Problem to work on — Repeat the data below exactly, dropping any pictures it holds.

Records provided —
[start]
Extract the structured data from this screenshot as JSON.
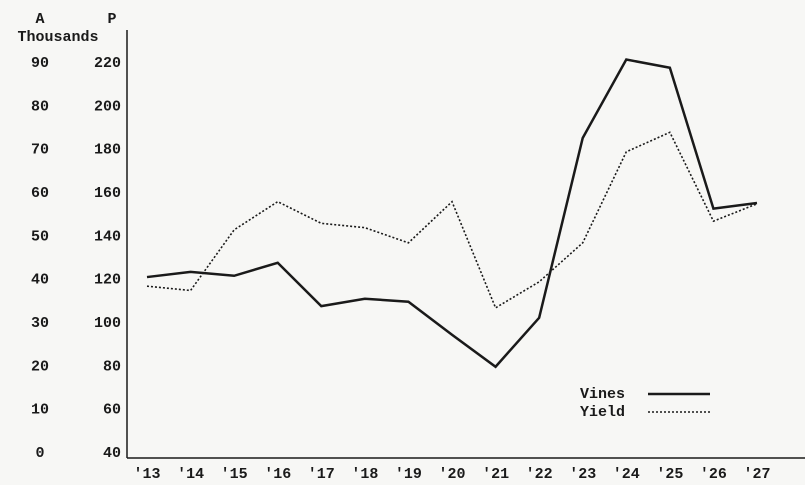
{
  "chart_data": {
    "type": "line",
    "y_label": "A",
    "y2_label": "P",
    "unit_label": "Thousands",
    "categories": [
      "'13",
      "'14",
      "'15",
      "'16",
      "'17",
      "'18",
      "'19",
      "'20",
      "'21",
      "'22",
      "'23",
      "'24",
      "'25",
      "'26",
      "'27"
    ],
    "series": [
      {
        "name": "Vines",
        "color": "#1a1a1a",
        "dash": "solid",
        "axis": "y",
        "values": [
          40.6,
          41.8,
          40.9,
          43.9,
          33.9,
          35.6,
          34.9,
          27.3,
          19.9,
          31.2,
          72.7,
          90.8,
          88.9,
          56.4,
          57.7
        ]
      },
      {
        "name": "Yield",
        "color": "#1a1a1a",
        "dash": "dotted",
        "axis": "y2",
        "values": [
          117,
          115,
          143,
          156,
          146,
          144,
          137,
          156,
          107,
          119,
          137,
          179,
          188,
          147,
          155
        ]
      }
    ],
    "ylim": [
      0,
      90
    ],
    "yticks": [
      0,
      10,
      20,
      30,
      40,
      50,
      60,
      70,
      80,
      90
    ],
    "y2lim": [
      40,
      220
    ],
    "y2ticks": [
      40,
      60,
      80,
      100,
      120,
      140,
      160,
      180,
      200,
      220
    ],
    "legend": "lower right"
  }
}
[end]
Result of the exercise —
Extract the structured data from this screenshot as JSON.
{
  "chart_data": {
    "type": "line",
    "y_label": "A",
    "y2_label": "P",
    "unit_label": "Thousands",
    "categories": [
      "'13",
      "'14",
      "'15",
      "'16",
      "'17",
      "'18",
      "'19",
      "'20",
      "'21",
      "'22",
      "'23",
      "'24",
      "'25",
      "'26",
      "'27"
    ],
    "series": [
      {
        "name": "Vines",
        "color": "#1a1a1a",
        "dash": "solid",
        "axis": "y",
        "values": [
          40.6,
          41.8,
          40.9,
          43.9,
          33.9,
          35.6,
          34.9,
          27.3,
          19.9,
          31.2,
          72.7,
          90.8,
          88.9,
          56.4,
          57.7
        ]
      },
      {
        "name": "Yield",
        "color": "#1a1a1a",
        "dash": "dotted",
        "axis": "y2",
        "values": [
          117,
          115,
          143,
          156,
          146,
          144,
          137,
          156,
          107,
          119,
          137,
          179,
          188,
          147,
          155
        ]
      }
    ],
    "ylim": [
      0,
      90
    ],
    "yticks": [
      0,
      10,
      20,
      30,
      40,
      50,
      60,
      70,
      80,
      90
    ],
    "y2lim": [
      40,
      220
    ],
    "y2ticks": [
      40,
      60,
      80,
      100,
      120,
      140,
      160,
      180,
      200,
      220
    ],
    "legend": "lower right"
  }
}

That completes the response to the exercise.